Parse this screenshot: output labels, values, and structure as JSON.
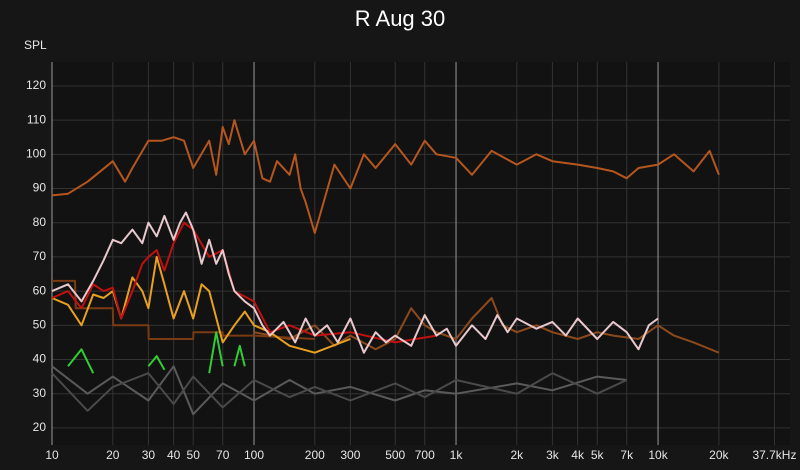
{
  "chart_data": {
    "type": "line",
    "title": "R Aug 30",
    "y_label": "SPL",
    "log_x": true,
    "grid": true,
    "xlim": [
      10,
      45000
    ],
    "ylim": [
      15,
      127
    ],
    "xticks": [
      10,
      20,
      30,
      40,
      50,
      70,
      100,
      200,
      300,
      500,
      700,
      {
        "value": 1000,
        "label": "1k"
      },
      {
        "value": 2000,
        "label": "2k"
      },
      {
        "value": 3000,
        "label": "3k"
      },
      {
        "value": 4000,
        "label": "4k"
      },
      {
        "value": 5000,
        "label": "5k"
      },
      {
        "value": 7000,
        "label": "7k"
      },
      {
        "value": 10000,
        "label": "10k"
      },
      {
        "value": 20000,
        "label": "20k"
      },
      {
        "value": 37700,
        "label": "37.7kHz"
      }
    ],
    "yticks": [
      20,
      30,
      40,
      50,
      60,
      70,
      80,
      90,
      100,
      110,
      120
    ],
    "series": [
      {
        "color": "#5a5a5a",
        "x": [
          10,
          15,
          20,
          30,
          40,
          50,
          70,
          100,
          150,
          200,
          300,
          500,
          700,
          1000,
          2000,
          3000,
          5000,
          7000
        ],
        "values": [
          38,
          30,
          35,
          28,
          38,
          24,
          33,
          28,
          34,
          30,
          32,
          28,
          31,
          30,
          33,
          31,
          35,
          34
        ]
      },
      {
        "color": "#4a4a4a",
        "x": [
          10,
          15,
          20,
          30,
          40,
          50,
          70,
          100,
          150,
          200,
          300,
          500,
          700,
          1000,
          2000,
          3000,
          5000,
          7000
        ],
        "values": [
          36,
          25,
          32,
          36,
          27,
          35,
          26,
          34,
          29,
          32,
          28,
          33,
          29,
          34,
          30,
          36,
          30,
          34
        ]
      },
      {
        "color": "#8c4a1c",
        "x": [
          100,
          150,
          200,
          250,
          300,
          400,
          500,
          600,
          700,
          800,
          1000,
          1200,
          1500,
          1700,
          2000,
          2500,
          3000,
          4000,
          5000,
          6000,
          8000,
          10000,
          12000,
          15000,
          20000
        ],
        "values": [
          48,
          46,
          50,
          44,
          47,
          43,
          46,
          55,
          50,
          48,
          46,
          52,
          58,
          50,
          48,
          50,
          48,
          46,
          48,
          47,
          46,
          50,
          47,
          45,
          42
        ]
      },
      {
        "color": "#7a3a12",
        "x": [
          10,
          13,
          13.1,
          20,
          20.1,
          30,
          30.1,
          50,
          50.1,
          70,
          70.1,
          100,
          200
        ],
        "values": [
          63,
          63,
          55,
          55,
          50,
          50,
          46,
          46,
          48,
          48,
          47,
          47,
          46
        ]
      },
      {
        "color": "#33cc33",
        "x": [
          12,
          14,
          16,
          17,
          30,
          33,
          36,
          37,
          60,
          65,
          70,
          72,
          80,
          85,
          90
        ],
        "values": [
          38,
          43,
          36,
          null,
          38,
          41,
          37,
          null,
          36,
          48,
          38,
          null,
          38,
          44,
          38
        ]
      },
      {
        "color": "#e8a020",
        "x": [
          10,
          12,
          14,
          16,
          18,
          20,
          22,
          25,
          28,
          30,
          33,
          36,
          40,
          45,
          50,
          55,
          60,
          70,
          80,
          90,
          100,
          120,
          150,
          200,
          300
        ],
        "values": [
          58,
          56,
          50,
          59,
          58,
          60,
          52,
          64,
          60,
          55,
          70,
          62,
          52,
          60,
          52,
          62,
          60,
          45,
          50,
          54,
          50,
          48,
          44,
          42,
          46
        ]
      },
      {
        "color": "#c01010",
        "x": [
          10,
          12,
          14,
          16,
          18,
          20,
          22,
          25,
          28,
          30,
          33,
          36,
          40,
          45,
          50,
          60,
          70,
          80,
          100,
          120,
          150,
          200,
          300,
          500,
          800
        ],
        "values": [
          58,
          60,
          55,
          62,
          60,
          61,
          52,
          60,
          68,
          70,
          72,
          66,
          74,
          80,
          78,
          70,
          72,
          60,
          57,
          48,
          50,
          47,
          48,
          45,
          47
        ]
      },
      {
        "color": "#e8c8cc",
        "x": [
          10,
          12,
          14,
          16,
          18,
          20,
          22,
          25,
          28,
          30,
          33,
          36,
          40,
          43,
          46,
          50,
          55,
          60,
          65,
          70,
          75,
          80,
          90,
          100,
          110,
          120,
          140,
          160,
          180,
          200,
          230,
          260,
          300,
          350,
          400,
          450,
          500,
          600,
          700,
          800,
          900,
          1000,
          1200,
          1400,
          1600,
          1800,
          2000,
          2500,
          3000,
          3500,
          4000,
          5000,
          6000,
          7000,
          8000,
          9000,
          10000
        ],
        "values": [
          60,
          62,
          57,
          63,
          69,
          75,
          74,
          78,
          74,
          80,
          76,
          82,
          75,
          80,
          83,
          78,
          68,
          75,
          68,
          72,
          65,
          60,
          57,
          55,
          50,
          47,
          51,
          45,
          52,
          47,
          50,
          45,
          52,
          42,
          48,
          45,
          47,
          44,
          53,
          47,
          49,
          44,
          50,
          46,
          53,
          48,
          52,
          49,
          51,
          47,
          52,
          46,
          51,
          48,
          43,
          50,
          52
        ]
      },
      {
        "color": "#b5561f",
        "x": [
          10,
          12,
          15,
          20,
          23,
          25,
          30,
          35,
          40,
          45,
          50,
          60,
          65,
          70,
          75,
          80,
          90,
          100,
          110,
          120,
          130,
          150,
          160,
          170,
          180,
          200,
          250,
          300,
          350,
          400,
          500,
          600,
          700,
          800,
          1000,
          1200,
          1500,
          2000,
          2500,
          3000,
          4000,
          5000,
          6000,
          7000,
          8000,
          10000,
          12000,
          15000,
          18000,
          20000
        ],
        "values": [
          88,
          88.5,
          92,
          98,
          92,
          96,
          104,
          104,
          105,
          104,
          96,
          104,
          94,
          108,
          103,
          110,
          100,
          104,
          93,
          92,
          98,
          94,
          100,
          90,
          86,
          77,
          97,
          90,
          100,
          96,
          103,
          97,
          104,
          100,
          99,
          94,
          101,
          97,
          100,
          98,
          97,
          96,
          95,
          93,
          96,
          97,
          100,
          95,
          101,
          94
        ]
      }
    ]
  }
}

+ + +

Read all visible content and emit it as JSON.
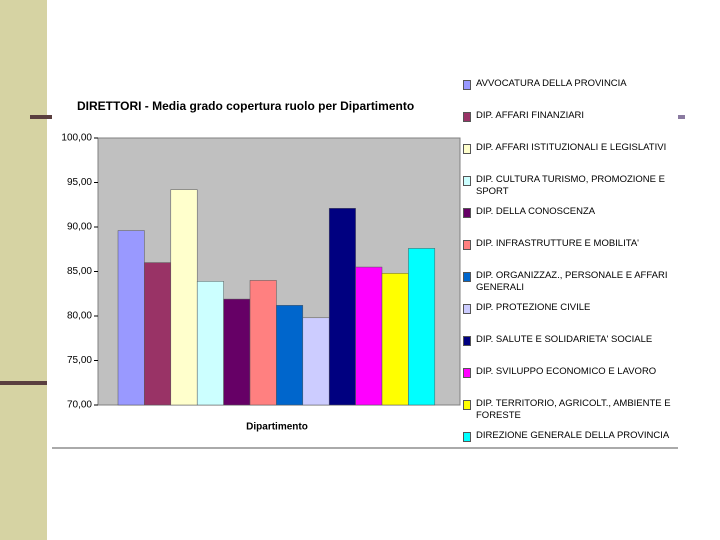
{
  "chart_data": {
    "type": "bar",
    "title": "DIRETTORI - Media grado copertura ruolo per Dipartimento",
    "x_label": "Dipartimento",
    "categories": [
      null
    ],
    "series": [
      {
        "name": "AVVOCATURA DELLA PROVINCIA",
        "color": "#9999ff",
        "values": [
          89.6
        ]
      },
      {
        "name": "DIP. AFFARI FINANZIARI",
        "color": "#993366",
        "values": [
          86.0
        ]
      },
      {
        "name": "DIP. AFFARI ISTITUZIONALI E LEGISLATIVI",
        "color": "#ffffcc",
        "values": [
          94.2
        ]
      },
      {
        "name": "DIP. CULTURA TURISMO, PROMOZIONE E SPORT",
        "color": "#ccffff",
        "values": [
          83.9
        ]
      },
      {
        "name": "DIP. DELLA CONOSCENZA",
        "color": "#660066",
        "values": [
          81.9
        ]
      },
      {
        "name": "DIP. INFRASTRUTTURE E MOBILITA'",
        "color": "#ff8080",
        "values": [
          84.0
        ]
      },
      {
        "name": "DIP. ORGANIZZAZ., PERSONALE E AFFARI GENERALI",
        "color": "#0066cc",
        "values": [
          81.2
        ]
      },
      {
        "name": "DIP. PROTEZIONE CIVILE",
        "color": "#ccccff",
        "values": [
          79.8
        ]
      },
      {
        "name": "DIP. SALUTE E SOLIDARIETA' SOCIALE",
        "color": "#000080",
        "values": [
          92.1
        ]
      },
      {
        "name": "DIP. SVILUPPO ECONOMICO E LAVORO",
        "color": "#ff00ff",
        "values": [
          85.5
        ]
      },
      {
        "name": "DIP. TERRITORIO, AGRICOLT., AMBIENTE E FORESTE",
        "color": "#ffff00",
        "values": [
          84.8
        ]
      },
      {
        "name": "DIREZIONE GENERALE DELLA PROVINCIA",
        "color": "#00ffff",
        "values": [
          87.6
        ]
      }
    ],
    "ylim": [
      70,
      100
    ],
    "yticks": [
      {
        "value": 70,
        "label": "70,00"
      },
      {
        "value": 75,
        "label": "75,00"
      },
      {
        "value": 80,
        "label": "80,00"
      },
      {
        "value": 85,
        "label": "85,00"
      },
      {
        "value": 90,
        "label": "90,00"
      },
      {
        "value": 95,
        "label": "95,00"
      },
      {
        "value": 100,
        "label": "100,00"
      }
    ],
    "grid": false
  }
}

+ + +

* _Exercise instructions_: Filter the records above and return every line that holds the word "DELLA".

* _Result of the exercise_:
        "name": "AVVOCATURA DELLA PROVINCIA",
        "name": "DIP. DELLA CONOSCENZA",
        "name": "DIREZIONE GENERALE DELLA PROVINCIA",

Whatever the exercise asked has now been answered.